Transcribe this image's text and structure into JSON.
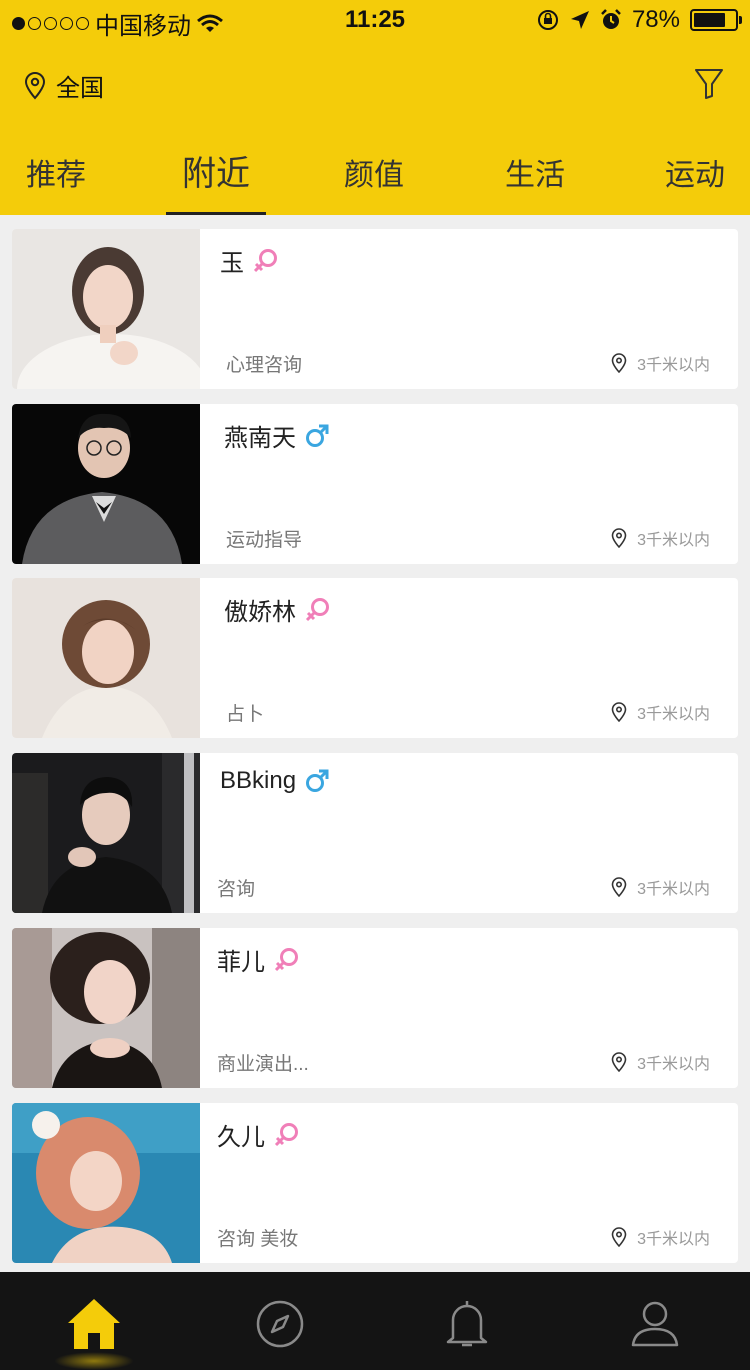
{
  "status_bar": {
    "carrier": "中国移动",
    "time": "11:25",
    "battery": "78%",
    "battery_level": 0.78
  },
  "header": {
    "location": "全国",
    "tabs": [
      "推荐",
      "附近",
      "颜值",
      "生活",
      "运动"
    ],
    "active_tab": "附近"
  },
  "list": [
    {
      "name": "玉",
      "gender": "female",
      "tag": "心理咨询",
      "distance": "3千米以内"
    },
    {
      "name": "燕南天",
      "gender": "male",
      "tag": "运动指导",
      "distance": "3千米以内"
    },
    {
      "name": "傲娇林",
      "gender": "female",
      "tag": "占卜",
      "distance": "3千米以内"
    },
    {
      "name": "BBking",
      "gender": "male",
      "tag": "咨询",
      "distance": "3千米以内"
    },
    {
      "name": "菲儿",
      "gender": "female",
      "tag": "商业演出...",
      "distance": "3千米以内"
    },
    {
      "name": "久儿",
      "gender": "female",
      "tag": "咨询 美妆",
      "distance": "3千米以内"
    }
  ],
  "tab_bar": [
    {
      "icon": "home-icon",
      "active": true
    },
    {
      "icon": "compass-icon",
      "active": false
    },
    {
      "icon": "bell-icon",
      "active": false
    },
    {
      "icon": "user-icon",
      "active": false
    }
  ],
  "colors": {
    "accent": "#f4cc0a",
    "female": "#f07fb8",
    "male": "#3aa6e0",
    "tabbar_bg": "#141414"
  }
}
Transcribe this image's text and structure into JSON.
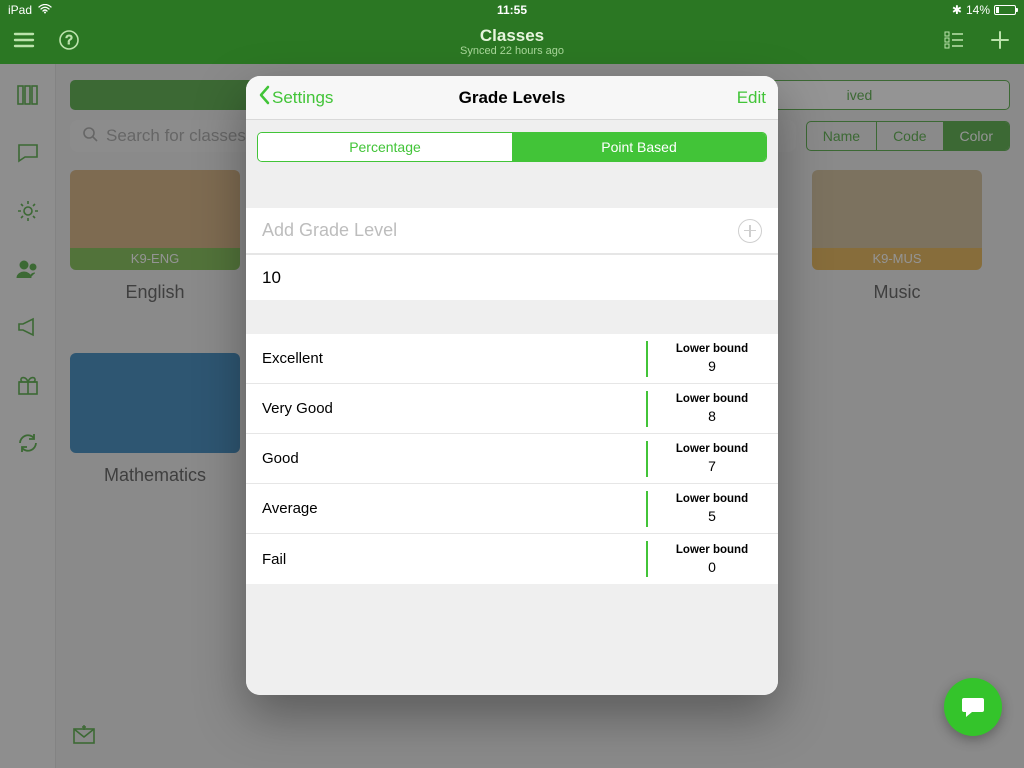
{
  "status": {
    "device": "iPad",
    "time": "11:55",
    "bt": "✱",
    "battery_pct": "14%"
  },
  "nav": {
    "title": "Classes",
    "subtitle": "Synced 22 hours ago"
  },
  "search": {
    "placeholder": "Search for classes"
  },
  "archived_label": "ived",
  "sort": {
    "o1": "Name",
    "o2": "Code",
    "o3": "Color"
  },
  "cards": {
    "english": {
      "code": "K9-ENG",
      "name": "English"
    },
    "music": {
      "code": "K9-MUS",
      "name": "Music"
    },
    "math": {
      "name": "Mathematics"
    }
  },
  "modal": {
    "back": "Settings",
    "title": "Grade Levels",
    "edit": "Edit",
    "seg": {
      "a": "Percentage",
      "b": "Point Based"
    },
    "add": "Add Grade Level",
    "max": "10",
    "lb_caption": "Lower bound",
    "rows": [
      {
        "label": "Excellent",
        "bound": "9"
      },
      {
        "label": "Very Good",
        "bound": "8"
      },
      {
        "label": "Good",
        "bound": "7"
      },
      {
        "label": "Average",
        "bound": "5"
      },
      {
        "label": "Fail",
        "bound": "0"
      }
    ]
  }
}
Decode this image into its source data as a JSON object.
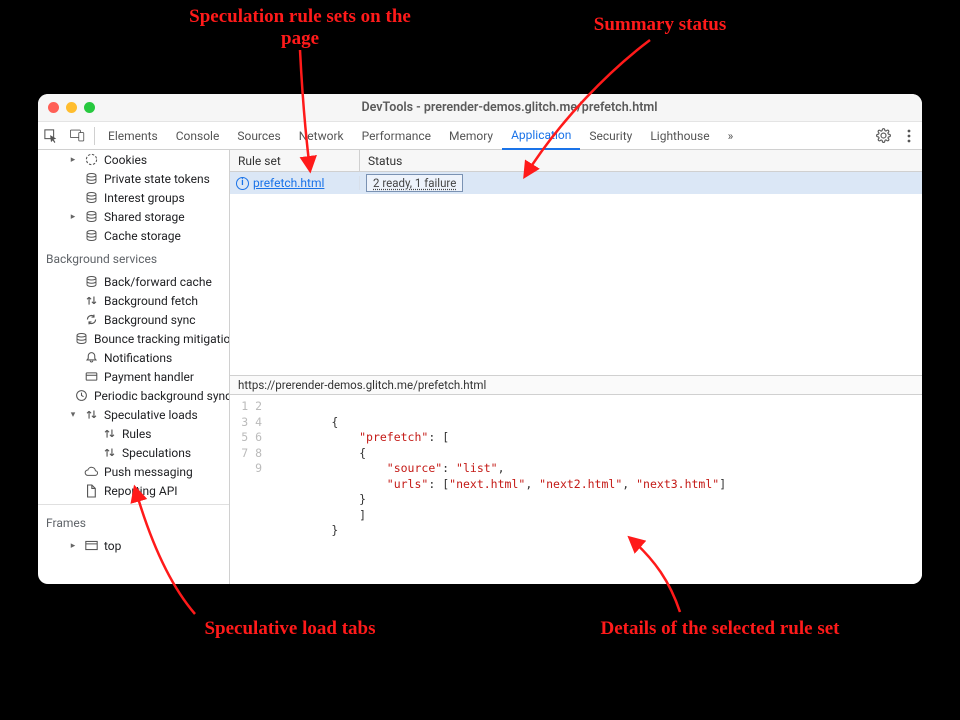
{
  "annotations": {
    "top_left": "Speculation rule sets\non the page",
    "top_right": "Summary status",
    "bottom_left": "Speculative load tabs",
    "bottom_right": "Details of the selected rule set"
  },
  "window": {
    "title": "DevTools - prerender-demos.glitch.me/prefetch.html"
  },
  "tabs": {
    "items": [
      "Elements",
      "Console",
      "Sources",
      "Network",
      "Performance",
      "Memory",
      "Application",
      "Security",
      "Lighthouse"
    ],
    "active": "Application",
    "more_glyph": "»"
  },
  "sidebar": {
    "app_items": [
      {
        "label": "Cookies",
        "icon": "cookie",
        "arrow": "▸"
      },
      {
        "label": "Private state tokens",
        "icon": "db"
      },
      {
        "label": "Interest groups",
        "icon": "db"
      },
      {
        "label": "Shared storage",
        "icon": "db",
        "arrow": "▸"
      },
      {
        "label": "Cache storage",
        "icon": "db"
      }
    ],
    "bg_header": "Background services",
    "bg_items": [
      {
        "label": "Back/forward cache",
        "icon": "db"
      },
      {
        "label": "Background fetch",
        "icon": "updown"
      },
      {
        "label": "Background sync",
        "icon": "sync"
      },
      {
        "label": "Bounce tracking mitigations",
        "icon": "db"
      },
      {
        "label": "Notifications",
        "icon": "bell"
      },
      {
        "label": "Payment handler",
        "icon": "card"
      },
      {
        "label": "Periodic background sync",
        "icon": "clock"
      },
      {
        "label": "Speculative loads",
        "icon": "updown",
        "arrow": "▾",
        "expanded": true
      }
    ],
    "spec_children": [
      {
        "label": "Rules",
        "icon": "updown"
      },
      {
        "label": "Speculations",
        "icon": "updown"
      }
    ],
    "after_spec": [
      {
        "label": "Push messaging",
        "icon": "cloud"
      },
      {
        "label": "Reporting API",
        "icon": "doc"
      }
    ],
    "frames_header": "Frames",
    "frames_items": [
      {
        "label": "top",
        "icon": "frame",
        "arrow": "▸"
      }
    ]
  },
  "ruleset": {
    "col1_header": "Rule set",
    "col2_header": "Status",
    "row": {
      "link_text": "prefetch.html",
      "status_text": "2 ready, 1 failure"
    },
    "detail_url": "https://prerender-demos.glitch.me/prefetch.html"
  },
  "code": {
    "line_count": 9,
    "json": {
      "prefetch": [
        {
          "source": "list",
          "urls": [
            "next.html",
            "next2.html",
            "next3.html"
          ]
        }
      ]
    }
  }
}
□ □ □ □
Task statement:
Skip the pictures, then retype every line above exactly.

Result for this exercise:
Transcribe this image's text and structure into JSON.
{
  "status_bar": {
    "carrier": "中国移动",
    "time": "11:25",
    "battery": "78%",
    "battery_level": 0.78
  },
  "header": {
    "location": "全国",
    "tabs": [
      "推荐",
      "附近",
      "颜值",
      "生活",
      "运动"
    ],
    "active_tab": "附近"
  },
  "list": [
    {
      "name": "玉",
      "gender": "female",
      "tag": "心理咨询",
      "distance": "3千米以内"
    },
    {
      "name": "燕南天",
      "gender": "male",
      "tag": "运动指导",
      "distance": "3千米以内"
    },
    {
      "name": "傲娇林",
      "gender": "female",
      "tag": "占卜",
      "distance": "3千米以内"
    },
    {
      "name": "BBking",
      "gender": "male",
      "tag": "咨询",
      "distance": "3千米以内"
    },
    {
      "name": "菲儿",
      "gender": "female",
      "tag": "商业演出...",
      "distance": "3千米以内"
    },
    {
      "name": "久儿",
      "gender": "female",
      "tag": "咨询 美妆",
      "distance": "3千米以内"
    }
  ],
  "tab_bar": [
    {
      "icon": "home-icon",
      "active": true
    },
    {
      "icon": "compass-icon",
      "active": false
    },
    {
      "icon": "bell-icon",
      "active": false
    },
    {
      "icon": "user-icon",
      "active": false
    }
  ],
  "colors": {
    "accent": "#f4cc0a",
    "female": "#f07fb8",
    "male": "#3aa6e0",
    "tabbar_bg": "#141414"
  }
}
Transcribe this image's text and structure into JSON.
{
  "status": {
    "device": "iPad",
    "time": "11:55",
    "bt": "✱",
    "battery_pct": "14%"
  },
  "nav": {
    "title": "Classes",
    "subtitle": "Synced 22 hours ago"
  },
  "search": {
    "placeholder": "Search for classes"
  },
  "archived_label": "ived",
  "sort": {
    "o1": "Name",
    "o2": "Code",
    "o3": "Color"
  },
  "cards": {
    "english": {
      "code": "K9-ENG",
      "name": "English"
    },
    "music": {
      "code": "K9-MUS",
      "name": "Music"
    },
    "math": {
      "name": "Mathematics"
    }
  },
  "modal": {
    "back": "Settings",
    "title": "Grade Levels",
    "edit": "Edit",
    "seg": {
      "a": "Percentage",
      "b": "Point Based"
    },
    "add": "Add Grade Level",
    "max": "10",
    "lb_caption": "Lower bound",
    "rows": [
      {
        "label": "Excellent",
        "bound": "9"
      },
      {
        "label": "Very Good",
        "bound": "8"
      },
      {
        "label": "Good",
        "bound": "7"
      },
      {
        "label": "Average",
        "bound": "5"
      },
      {
        "label": "Fail",
        "bound": "0"
      }
    ]
  }
}
Decode this image into its source data as a JSON object.
{
  "annotations": {
    "top_left": "Speculation rule sets\non the page",
    "top_right": "Summary status",
    "bottom_left": "Speculative load tabs",
    "bottom_right": "Details of the selected rule set"
  },
  "window": {
    "title": "DevTools - prerender-demos.glitch.me/prefetch.html"
  },
  "tabs": {
    "items": [
      "Elements",
      "Console",
      "Sources",
      "Network",
      "Performance",
      "Memory",
      "Application",
      "Security",
      "Lighthouse"
    ],
    "active": "Application",
    "more_glyph": "»"
  },
  "sidebar": {
    "app_items": [
      {
        "label": "Cookies",
        "icon": "cookie",
        "arrow": "▸"
      },
      {
        "label": "Private state tokens",
        "icon": "db"
      },
      {
        "label": "Interest groups",
        "icon": "db"
      },
      {
        "label": "Shared storage",
        "icon": "db",
        "arrow": "▸"
      },
      {
        "label": "Cache storage",
        "icon": "db"
      }
    ],
    "bg_header": "Background services",
    "bg_items": [
      {
        "label": "Back/forward cache",
        "icon": "db"
      },
      {
        "label": "Background fetch",
        "icon": "updown"
      },
      {
        "label": "Background sync",
        "icon": "sync"
      },
      {
        "label": "Bounce tracking mitigations",
        "icon": "db"
      },
      {
        "label": "Notifications",
        "icon": "bell"
      },
      {
        "label": "Payment handler",
        "icon": "card"
      },
      {
        "label": "Periodic background sync",
        "icon": "clock"
      },
      {
        "label": "Speculative loads",
        "icon": "updown",
        "arrow": "▾",
        "expanded": true
      }
    ],
    "spec_children": [
      {
        "label": "Rules",
        "icon": "updown"
      },
      {
        "label": "Speculations",
        "icon": "updown"
      }
    ],
    "after_spec": [
      {
        "label": "Push messaging",
        "icon": "cloud"
      },
      {
        "label": "Reporting API",
        "icon": "doc"
      }
    ],
    "frames_header": "Frames",
    "frames_items": [
      {
        "label": "top",
        "icon": "frame",
        "arrow": "▸"
      }
    ]
  },
  "ruleset": {
    "col1_header": "Rule set",
    "col2_header": "Status",
    "row": {
      "link_text": "prefetch.html",
      "status_text": "2 ready, 1 failure"
    },
    "detail_url": "https://prerender-demos.glitch.me/prefetch.html"
  },
  "code": {
    "line_count": 9,
    "json": {
      "prefetch": [
        {
          "source": "list",
          "urls": [
            "next.html",
            "next2.html",
            "next3.html"
          ]
        }
      ]
    }
  }
}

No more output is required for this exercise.